> _Data for the task_:
>> BEGIN
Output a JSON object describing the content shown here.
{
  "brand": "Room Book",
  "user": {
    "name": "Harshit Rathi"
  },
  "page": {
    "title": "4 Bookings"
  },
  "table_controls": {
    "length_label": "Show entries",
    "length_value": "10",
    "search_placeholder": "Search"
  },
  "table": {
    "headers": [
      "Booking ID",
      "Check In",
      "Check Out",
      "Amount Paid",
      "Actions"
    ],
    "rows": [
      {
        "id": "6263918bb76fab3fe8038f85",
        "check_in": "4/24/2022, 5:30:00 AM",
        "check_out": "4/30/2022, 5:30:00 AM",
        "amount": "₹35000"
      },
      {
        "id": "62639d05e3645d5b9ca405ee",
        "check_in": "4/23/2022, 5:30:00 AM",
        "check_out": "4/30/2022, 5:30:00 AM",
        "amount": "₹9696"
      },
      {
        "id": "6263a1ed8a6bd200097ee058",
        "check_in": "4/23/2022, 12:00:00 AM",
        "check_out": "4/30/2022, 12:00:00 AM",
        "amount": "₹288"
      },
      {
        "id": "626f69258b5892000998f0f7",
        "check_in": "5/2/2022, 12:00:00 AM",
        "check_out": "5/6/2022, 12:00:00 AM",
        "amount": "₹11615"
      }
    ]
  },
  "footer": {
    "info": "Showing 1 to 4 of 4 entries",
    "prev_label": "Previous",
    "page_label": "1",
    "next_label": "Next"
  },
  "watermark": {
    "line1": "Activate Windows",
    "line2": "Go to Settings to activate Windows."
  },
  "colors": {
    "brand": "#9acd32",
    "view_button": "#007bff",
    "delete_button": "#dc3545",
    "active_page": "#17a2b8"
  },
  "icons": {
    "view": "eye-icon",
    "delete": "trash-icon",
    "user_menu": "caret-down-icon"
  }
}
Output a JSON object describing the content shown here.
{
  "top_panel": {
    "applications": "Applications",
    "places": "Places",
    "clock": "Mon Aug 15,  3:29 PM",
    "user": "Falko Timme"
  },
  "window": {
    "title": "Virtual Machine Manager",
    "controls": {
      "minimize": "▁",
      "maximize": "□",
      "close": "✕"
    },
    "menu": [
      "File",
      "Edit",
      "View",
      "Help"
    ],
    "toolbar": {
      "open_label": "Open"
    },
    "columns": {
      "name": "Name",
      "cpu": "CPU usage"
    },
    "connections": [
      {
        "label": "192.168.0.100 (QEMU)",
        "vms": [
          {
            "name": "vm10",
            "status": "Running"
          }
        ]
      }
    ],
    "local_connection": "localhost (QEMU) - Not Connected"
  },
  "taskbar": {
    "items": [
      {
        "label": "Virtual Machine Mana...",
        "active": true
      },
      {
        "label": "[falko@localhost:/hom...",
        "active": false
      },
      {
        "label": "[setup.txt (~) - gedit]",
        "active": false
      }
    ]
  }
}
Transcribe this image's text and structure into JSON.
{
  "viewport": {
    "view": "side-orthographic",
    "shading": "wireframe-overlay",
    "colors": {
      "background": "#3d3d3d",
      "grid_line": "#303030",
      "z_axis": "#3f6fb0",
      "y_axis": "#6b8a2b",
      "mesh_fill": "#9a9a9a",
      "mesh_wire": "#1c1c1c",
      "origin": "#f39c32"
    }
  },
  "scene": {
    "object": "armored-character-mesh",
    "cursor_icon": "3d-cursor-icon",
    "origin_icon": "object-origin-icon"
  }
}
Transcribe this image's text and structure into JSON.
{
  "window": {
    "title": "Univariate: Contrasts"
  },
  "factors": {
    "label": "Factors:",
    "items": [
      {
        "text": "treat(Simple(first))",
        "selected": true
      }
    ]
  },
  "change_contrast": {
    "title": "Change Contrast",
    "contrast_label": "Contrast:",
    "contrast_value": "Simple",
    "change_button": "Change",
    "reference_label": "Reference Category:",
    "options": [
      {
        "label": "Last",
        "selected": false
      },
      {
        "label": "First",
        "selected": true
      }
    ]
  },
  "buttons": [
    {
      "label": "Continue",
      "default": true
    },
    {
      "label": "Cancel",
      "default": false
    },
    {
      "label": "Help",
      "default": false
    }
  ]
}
>> END
> _Given request_:
Check each line above for the word "Windows" and copy the ones that have it.

> _Result of this task_:
    "line1": "Activate Windows",
    "line2": "Go to Settings to activate Windows."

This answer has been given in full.